| EXTRACT PROVIDED |
* * *
"""Tests for Mode C evaluation pipeline + stats utilities."""

from __future__ import annotations

import pytest

from eval.bootstrap_ci import bootstrap_ci, cohens_d, permutation_test
from eval.mode_c_real_cases import (
    DEFAULT_DATASET,
    ScriptedAnalyzerAdapter,
    aggregate,
    load_dataset,
    per_category_breakdown,
    run_eval,
)


@pytest.mark.unit
def test_dataset_loads_and_is_expected_size():
    data = load_dataset(DEFAULT_DATASET)
    # Lower bound — may grow over time as community contributes
    assert len(data) >= 130


@pytest.mark.unit
def test_dataset_has_scam_and_benign():
    data = load_dataset(DEFAULT_DATASET)
    scam = sum(1 for s in data if s["ground_truth"]["is_scam"])
    benign = sum(1 for s in data if not s["ground_truth"]["is_scam"])
    assert scam > 0
    assert benign > 0
    assert scam + benign == len(data)


@pytest.mark.unit
def test_dataset_has_novel_subset_for_temporal_eval():
    """Temporal generalization eval requires n>=30 for statistical power."""
    data = load_dataset(DEFAULT_DATASET)
    novel = [s for s in data if s["ground_truth"]["difficulty"] == "novel"]
    assert len(novel) >= 30, f"Only {len(novel)} novel scenarios — need 30+ for CI"


@pytest.mark.unit
def test_bootstrap_ci_reasonable():
    # 80% positive rate in a large sample → CI should bracket 0.8
    samples = [1.0] * 80 + [0.0] * 20
    point, lo, hi = bootstrap_ci(samples, n_resamples=1000, seed=42)
* * *
| RAW RECORDS |

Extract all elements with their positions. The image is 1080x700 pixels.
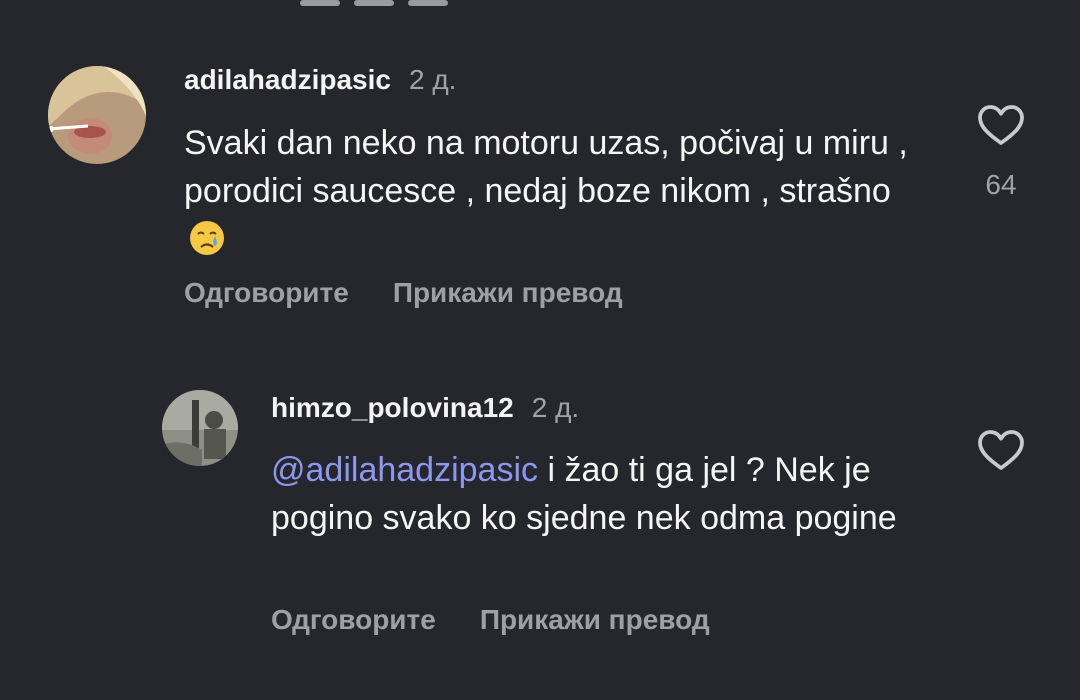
- comment-2-reply: himzo_polovina12 2 д. @adilahadzipasic i …: [0, 340, 1080, 700]
- comment-text: Svaki dan neko na motoru uzas, počivaj u…: [184, 119, 924, 263]
- mention-link[interactable]: @adilahadzipasic: [271, 451, 538, 489]
- crying-face-icon: [188, 219, 226, 257]
- heart-outline-icon[interactable]: [977, 429, 1025, 471]
- comment-text: @adilahadzipasic i žao ti ga jel ? Nek j…: [271, 446, 921, 542]
- translate-button[interactable]: Прикажи превод: [480, 604, 710, 635]
- comment-meta: himzo_polovina12 2 д.: [271, 391, 579, 425]
- avatar[interactable]: [48, 66, 146, 164]
- reply-button[interactable]: Одговорите: [184, 277, 349, 308]
- timestamp: 2 д.: [408, 64, 457, 95]
- reply-button[interactable]: Одговорите: [271, 604, 436, 635]
- like-control: 64: [975, 104, 1027, 202]
- heart-outline-icon[interactable]: [977, 104, 1025, 146]
- like-count: 64: [985, 169, 1017, 200]
- timestamp: 2 д.: [531, 392, 580, 423]
- avatar[interactable]: [162, 390, 238, 466]
- username[interactable]: himzo_polovina12: [271, 392, 514, 423]
- comment-actions: Одговорите Прикажи превод: [271, 603, 754, 637]
- translate-button[interactable]: Прикажи превод: [393, 277, 623, 308]
- comment-1: adilahadzipasic 2 д. Svaki dan neko na mo…: [0, 0, 1080, 340]
- like-control: [975, 429, 1027, 471]
- comment-actions: Одговорите Прикажи превод: [184, 276, 667, 310]
- comment-body: Svaki dan neko na motoru uzas, počivaj u…: [184, 124, 908, 210]
- username[interactable]: adilahadzipasic: [184, 64, 391, 95]
- comment-meta: adilahadzipasic 2 д.: [184, 63, 456, 97]
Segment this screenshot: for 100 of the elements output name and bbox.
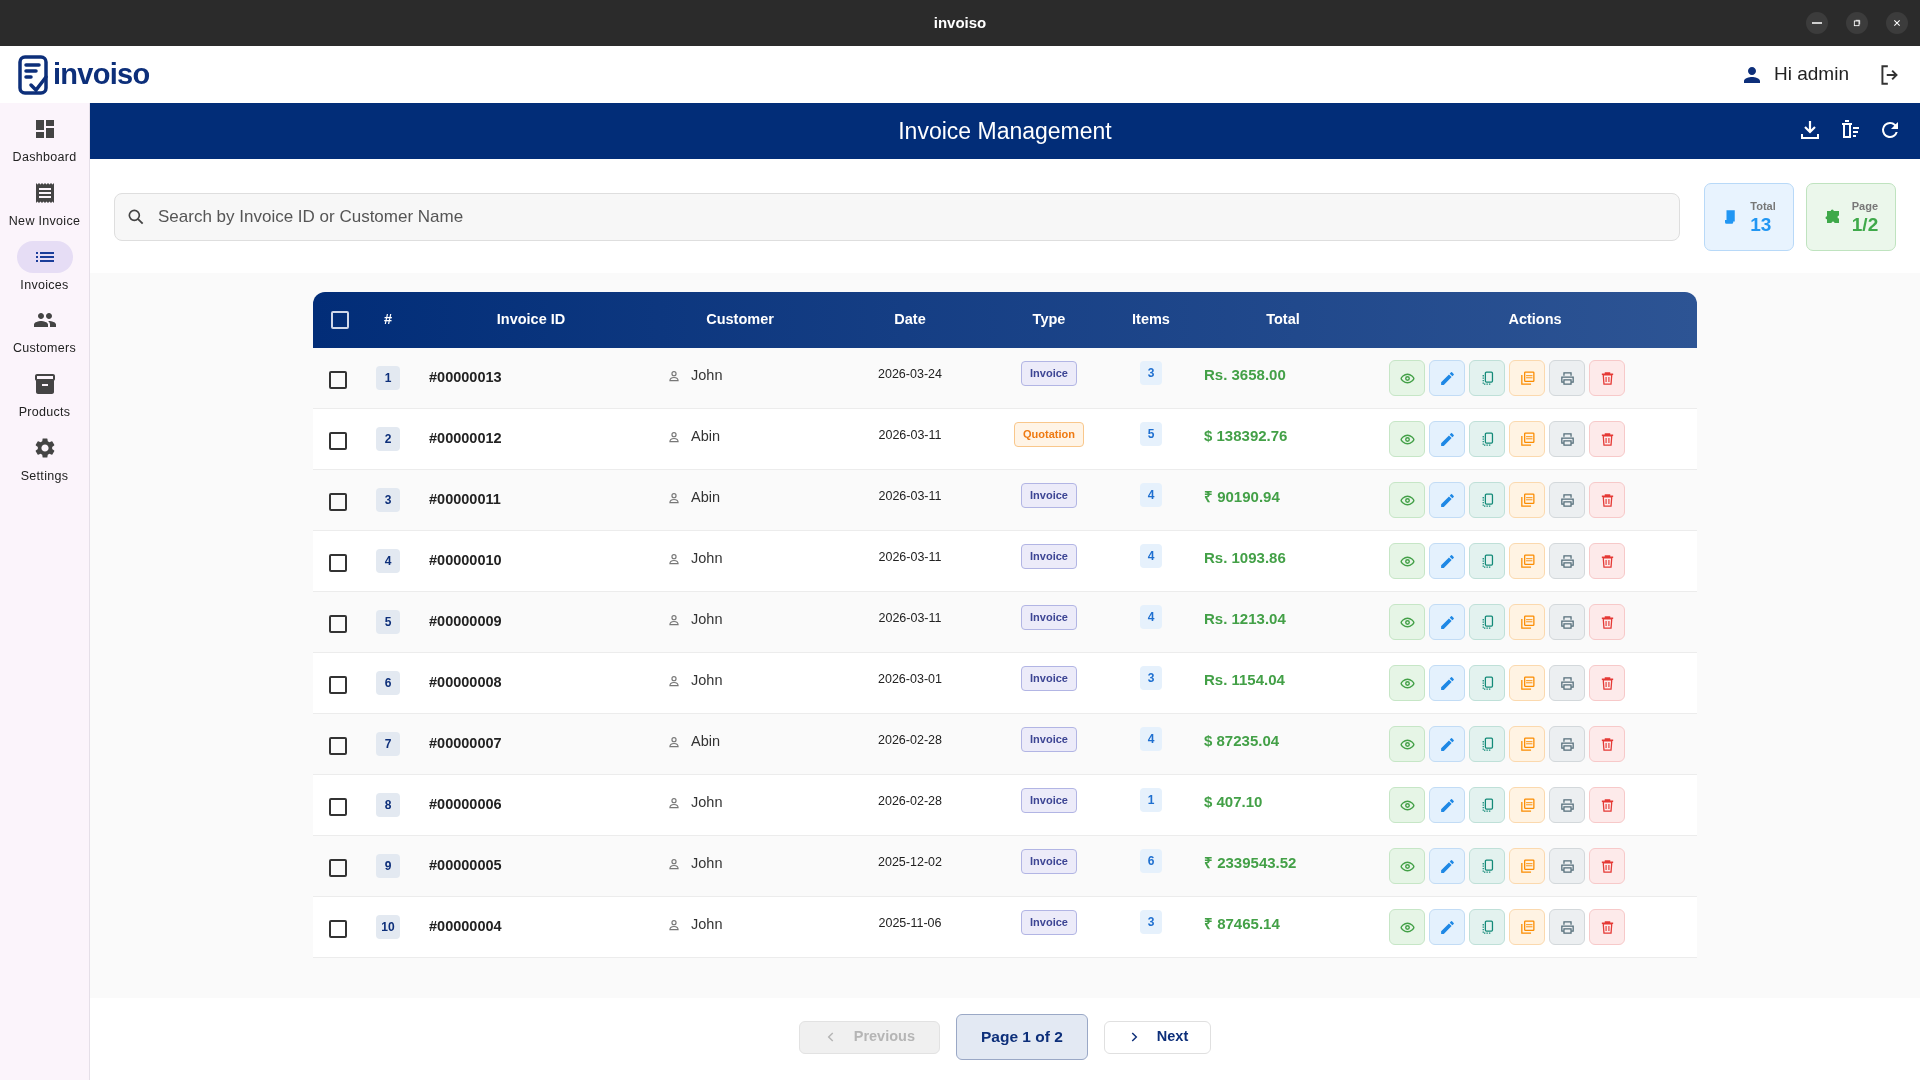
pdf-button[interactable] <box>1509 543 1545 579</box>
print-button[interactable] <box>1549 848 1585 884</box>
pdf-button[interactable] <box>1509 909 1545 945</box>
edit-button[interactable] <box>1429 726 1465 762</box>
print-button[interactable] <box>1549 421 1585 457</box>
delete-button[interactable] <box>1589 543 1625 579</box>
edit-button[interactable] <box>1429 360 1465 396</box>
page-title: Invoice Management <box>898 116 1112 146</box>
pdf-button[interactable] <box>1509 726 1545 762</box>
download-button[interactable] <box>1798 118 1822 142</box>
edit-button[interactable] <box>1429 787 1465 823</box>
row-number: 10 <box>376 915 400 939</box>
edit-button[interactable] <box>1429 848 1465 884</box>
search-field[interactable]: Search by Invoice ID or Customer Name <box>114 193 1680 241</box>
view-button[interactable] <box>1389 482 1425 518</box>
sidebar-item[interactable]: Dashboard <box>0 113 89 167</box>
delete-button[interactable] <box>1589 848 1625 884</box>
item-count: 1 <box>1140 788 1162 812</box>
row-number: 3 <box>376 488 400 512</box>
view-button[interactable] <box>1389 604 1425 640</box>
pdf-button[interactable] <box>1509 604 1545 640</box>
print-button[interactable] <box>1549 909 1585 945</box>
sidebar-item[interactable]: New Invoice <box>0 176 89 231</box>
delete-button[interactable] <box>1589 909 1625 945</box>
checkbox[interactable] <box>329 554 347 572</box>
checkbox[interactable] <box>329 493 347 511</box>
pdf-button[interactable] <box>1509 665 1545 701</box>
duplicate-button[interactable] <box>1469 665 1505 701</box>
close-button[interactable] <box>1886 12 1908 34</box>
print-button[interactable] <box>1549 787 1585 823</box>
print-button[interactable] <box>1549 604 1585 640</box>
duplicate-button[interactable] <box>1469 909 1505 945</box>
printer-icon <box>1558 491 1576 509</box>
view-button[interactable] <box>1389 909 1425 945</box>
view-button[interactable] <box>1389 421 1425 457</box>
view-button[interactable] <box>1389 543 1425 579</box>
sidebar-item[interactable]: Invoices <box>0 240 89 295</box>
checkbox[interactable] <box>329 371 347 389</box>
duplicate-button[interactable] <box>1469 726 1505 762</box>
checkbox[interactable] <box>329 432 347 450</box>
duplicate-button[interactable] <box>1469 604 1505 640</box>
edit-button[interactable] <box>1429 482 1465 518</box>
duplicate-button[interactable] <box>1469 848 1505 884</box>
pdf-button[interactable] <box>1509 482 1545 518</box>
print-button[interactable] <box>1549 665 1585 701</box>
checkbox[interactable] <box>329 615 347 633</box>
print-button[interactable] <box>1549 726 1585 762</box>
duplicate-button[interactable] <box>1469 360 1505 396</box>
print-button[interactable] <box>1549 482 1585 518</box>
checkbox[interactable] <box>329 798 347 816</box>
date-text: 2026-03-11 <box>878 610 942 627</box>
checkbox[interactable] <box>329 676 347 694</box>
total-amount: Rs. 1213.04 <box>1204 610 1286 627</box>
edit-button[interactable] <box>1429 604 1465 640</box>
pdf-button[interactable] <box>1509 421 1545 457</box>
checkbox[interactable] <box>329 920 347 938</box>
minimize-button[interactable] <box>1806 12 1828 34</box>
edit-button[interactable] <box>1429 421 1465 457</box>
person-icon <box>667 551 681 566</box>
item-count: 6 <box>1140 849 1162 873</box>
next-button[interactable]: Next <box>1103 1020 1212 1054</box>
edit-button[interactable] <box>1429 665 1465 701</box>
view-button[interactable] <box>1389 848 1425 884</box>
date-text: 2025-11-06 <box>878 915 942 932</box>
checkbox[interactable] <box>329 737 347 755</box>
delete-button[interactable] <box>1589 726 1625 762</box>
view-button[interactable] <box>1389 726 1425 762</box>
print-button[interactable] <box>1549 543 1585 579</box>
view-button[interactable] <box>1389 360 1425 396</box>
duplicate-button[interactable] <box>1469 543 1505 579</box>
sidebar-item[interactable]: Settings <box>0 431 89 486</box>
pdf-button[interactable] <box>1509 360 1545 396</box>
printer-icon <box>1558 613 1576 631</box>
delete-button[interactable] <box>1589 604 1625 640</box>
duplicate-button[interactable] <box>1469 787 1505 823</box>
delete-button[interactable] <box>1589 421 1625 457</box>
sidebar-item[interactable]: Customers <box>0 304 89 358</box>
duplicate-button[interactable] <box>1469 421 1505 457</box>
pdf-button[interactable] <box>1509 848 1545 884</box>
documents-icon <box>1518 552 1536 570</box>
view-button[interactable] <box>1389 787 1425 823</box>
edit-button[interactable] <box>1429 909 1465 945</box>
delete-button[interactable] <box>1589 360 1625 396</box>
edit-button[interactable] <box>1429 543 1465 579</box>
delete-button[interactable] <box>1589 665 1625 701</box>
print-button[interactable] <box>1549 360 1585 396</box>
invoice-id: #00000008 <box>429 674 502 690</box>
search-icon <box>126 207 146 227</box>
printer-icon <box>1558 735 1576 753</box>
printer-icon <box>1558 369 1576 387</box>
pdf-button[interactable] <box>1509 787 1545 823</box>
delete-button[interactable] <box>1589 787 1625 823</box>
delete-button[interactable] <box>1589 482 1625 518</box>
total-amount: Rs. 3658.00 <box>1204 366 1286 383</box>
sidebar-item[interactable]: Products <box>0 368 89 422</box>
column-header: Items <box>1132 310 1170 330</box>
checkbox[interactable] <box>329 859 347 877</box>
duplicate-button[interactable] <box>1469 482 1505 518</box>
view-button[interactable] <box>1389 665 1425 701</box>
restore-button[interactable] <box>1846 12 1868 34</box>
* * *
According to the test file, at least how many novel scenarios does the temporal generalization evaluation need? The entries have nothing to do with the test file.

| EXERCISE RESPONSE |
At least 30.